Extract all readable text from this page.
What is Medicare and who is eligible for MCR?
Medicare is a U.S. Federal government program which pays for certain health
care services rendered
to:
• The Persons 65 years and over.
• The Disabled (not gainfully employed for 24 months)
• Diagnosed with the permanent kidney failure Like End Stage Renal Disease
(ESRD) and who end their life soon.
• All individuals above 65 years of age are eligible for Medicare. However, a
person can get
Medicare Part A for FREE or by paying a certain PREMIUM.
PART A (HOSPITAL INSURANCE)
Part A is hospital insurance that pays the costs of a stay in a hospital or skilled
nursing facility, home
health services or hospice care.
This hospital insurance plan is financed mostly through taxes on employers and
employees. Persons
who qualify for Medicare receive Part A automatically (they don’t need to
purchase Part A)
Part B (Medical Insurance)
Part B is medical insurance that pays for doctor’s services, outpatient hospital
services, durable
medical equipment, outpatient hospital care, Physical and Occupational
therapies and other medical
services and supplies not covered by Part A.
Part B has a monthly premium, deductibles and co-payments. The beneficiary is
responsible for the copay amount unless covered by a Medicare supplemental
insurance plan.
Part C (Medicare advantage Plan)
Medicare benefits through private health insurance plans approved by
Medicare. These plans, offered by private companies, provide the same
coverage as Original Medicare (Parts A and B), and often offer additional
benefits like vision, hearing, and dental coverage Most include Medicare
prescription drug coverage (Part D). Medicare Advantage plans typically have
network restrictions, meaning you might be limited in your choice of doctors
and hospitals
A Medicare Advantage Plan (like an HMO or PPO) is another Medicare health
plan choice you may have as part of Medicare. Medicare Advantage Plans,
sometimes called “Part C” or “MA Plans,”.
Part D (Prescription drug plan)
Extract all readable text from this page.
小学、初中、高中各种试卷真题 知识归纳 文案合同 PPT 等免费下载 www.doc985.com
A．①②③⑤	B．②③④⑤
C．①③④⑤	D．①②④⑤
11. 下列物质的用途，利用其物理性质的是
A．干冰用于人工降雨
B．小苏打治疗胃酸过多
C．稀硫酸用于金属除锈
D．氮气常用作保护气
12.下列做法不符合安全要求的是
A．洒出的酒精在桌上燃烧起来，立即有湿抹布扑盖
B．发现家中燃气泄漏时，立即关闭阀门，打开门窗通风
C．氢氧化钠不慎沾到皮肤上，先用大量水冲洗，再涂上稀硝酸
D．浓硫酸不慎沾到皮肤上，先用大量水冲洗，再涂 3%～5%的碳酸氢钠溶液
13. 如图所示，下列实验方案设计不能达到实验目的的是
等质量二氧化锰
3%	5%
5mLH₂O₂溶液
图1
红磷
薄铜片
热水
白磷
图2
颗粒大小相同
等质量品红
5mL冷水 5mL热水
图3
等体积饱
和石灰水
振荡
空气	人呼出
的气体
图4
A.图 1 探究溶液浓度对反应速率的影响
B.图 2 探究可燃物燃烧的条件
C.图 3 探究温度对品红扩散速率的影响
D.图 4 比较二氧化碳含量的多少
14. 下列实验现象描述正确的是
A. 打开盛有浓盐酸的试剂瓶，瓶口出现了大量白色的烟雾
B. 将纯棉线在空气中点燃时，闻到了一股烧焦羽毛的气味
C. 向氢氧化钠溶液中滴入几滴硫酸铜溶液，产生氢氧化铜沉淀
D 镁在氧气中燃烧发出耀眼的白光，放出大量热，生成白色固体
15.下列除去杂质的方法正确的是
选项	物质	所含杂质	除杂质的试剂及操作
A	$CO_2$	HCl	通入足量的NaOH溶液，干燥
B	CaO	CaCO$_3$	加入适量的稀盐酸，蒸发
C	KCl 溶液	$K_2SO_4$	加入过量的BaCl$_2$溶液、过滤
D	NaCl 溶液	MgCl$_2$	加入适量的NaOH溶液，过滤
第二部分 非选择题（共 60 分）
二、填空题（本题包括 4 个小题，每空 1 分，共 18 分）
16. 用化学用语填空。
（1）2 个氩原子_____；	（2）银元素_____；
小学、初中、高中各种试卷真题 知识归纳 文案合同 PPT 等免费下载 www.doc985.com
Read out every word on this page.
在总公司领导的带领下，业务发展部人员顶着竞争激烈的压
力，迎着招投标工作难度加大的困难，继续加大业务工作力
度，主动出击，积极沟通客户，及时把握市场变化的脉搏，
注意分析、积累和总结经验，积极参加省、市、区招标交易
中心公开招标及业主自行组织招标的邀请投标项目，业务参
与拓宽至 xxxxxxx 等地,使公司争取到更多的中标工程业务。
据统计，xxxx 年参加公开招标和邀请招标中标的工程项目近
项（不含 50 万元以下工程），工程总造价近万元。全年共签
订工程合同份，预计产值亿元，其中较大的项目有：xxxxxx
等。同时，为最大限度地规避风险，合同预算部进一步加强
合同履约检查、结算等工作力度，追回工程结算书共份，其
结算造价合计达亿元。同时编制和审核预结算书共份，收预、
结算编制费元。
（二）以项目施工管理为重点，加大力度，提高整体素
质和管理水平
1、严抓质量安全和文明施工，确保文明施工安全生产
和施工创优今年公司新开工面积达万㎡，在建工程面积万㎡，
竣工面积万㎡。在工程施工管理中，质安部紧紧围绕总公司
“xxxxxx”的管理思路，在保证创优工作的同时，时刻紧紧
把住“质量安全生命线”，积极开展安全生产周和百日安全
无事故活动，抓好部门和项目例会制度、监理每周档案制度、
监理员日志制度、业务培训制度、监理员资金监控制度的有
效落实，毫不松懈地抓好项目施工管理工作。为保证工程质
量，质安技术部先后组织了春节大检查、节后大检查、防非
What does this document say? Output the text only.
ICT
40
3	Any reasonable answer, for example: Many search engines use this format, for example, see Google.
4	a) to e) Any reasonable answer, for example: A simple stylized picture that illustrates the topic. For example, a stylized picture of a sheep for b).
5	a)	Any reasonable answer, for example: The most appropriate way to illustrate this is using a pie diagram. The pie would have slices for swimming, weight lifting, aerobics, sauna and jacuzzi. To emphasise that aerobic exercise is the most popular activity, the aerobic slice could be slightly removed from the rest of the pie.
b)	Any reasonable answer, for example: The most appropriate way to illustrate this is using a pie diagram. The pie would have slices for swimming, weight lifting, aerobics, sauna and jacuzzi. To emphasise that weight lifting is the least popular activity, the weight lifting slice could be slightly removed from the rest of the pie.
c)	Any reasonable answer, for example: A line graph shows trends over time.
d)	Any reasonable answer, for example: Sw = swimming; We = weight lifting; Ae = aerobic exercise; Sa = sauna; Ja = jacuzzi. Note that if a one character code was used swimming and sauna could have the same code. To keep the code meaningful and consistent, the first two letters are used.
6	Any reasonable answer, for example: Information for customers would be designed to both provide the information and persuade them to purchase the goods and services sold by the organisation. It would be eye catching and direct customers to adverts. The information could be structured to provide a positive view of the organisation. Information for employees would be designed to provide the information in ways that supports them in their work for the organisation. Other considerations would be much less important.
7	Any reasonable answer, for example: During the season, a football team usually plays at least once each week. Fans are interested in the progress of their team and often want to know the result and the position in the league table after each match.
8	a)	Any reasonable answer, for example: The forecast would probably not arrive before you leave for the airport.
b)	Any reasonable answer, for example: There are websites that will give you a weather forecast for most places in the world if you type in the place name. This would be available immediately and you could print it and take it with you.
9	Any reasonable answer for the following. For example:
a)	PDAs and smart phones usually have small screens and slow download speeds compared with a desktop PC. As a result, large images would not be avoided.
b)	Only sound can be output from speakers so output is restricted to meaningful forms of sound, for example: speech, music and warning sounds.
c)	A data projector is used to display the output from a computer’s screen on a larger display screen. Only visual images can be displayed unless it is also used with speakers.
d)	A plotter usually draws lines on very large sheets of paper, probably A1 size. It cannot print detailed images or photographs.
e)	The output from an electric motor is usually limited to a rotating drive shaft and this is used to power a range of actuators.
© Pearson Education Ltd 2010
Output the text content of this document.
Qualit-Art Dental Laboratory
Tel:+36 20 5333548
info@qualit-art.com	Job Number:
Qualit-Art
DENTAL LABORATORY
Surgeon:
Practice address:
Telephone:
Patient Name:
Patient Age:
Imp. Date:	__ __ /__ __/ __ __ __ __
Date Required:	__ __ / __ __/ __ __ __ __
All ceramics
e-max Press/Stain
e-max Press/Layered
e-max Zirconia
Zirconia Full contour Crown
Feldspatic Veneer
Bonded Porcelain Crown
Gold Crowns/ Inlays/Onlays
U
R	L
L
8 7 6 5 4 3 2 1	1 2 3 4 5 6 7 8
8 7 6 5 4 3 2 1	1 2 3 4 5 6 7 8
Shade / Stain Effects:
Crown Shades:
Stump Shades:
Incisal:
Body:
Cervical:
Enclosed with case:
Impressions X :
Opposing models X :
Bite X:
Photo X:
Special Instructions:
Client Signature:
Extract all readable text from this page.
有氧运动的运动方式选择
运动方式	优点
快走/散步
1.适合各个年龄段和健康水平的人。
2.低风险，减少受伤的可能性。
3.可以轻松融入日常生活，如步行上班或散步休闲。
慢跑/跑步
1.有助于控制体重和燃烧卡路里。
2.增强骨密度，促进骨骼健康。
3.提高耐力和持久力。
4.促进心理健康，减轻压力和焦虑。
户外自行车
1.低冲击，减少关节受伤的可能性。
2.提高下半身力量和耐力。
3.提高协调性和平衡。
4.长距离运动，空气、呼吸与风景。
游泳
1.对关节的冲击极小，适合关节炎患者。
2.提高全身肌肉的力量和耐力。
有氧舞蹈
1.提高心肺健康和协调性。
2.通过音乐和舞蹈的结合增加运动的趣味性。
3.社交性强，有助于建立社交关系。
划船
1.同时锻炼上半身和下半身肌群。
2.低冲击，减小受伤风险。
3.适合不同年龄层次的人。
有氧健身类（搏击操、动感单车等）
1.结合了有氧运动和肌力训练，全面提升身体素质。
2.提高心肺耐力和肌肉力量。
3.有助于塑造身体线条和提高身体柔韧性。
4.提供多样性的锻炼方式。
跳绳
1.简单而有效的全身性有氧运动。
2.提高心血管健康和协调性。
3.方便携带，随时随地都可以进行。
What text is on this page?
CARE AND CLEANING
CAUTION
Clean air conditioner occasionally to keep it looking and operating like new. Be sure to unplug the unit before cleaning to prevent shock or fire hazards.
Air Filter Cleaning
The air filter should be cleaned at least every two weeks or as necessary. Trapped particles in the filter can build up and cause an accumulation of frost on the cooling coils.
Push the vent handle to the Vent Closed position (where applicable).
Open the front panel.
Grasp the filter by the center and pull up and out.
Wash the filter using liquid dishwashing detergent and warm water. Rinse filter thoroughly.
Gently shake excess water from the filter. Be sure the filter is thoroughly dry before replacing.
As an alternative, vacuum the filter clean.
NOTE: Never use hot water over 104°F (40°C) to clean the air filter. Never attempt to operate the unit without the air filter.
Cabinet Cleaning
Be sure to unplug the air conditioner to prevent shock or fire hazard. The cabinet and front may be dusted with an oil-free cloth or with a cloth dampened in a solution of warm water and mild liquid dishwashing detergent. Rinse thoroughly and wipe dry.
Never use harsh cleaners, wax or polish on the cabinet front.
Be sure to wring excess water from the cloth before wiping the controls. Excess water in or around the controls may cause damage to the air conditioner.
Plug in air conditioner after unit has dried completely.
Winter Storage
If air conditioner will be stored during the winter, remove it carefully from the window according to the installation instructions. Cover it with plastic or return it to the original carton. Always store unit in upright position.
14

* _Problem statement_
Report all lines of the material that contain the word "meaningful".

* _Reply to the task_
d)	Any reasonable answer, for example: Sw = swimming; We = weight lifting; Ae = aerobic exercise; Sa = sauna; Ja = jacuzzi. Note that if a one character code was used swimming and sauna could have the same code. To keep the code meaningful and consistent, the first two letters are used.
b)	Only sound can be output from speakers so output is restricted to meaningful forms of sound, for example: speech, music and warning sounds.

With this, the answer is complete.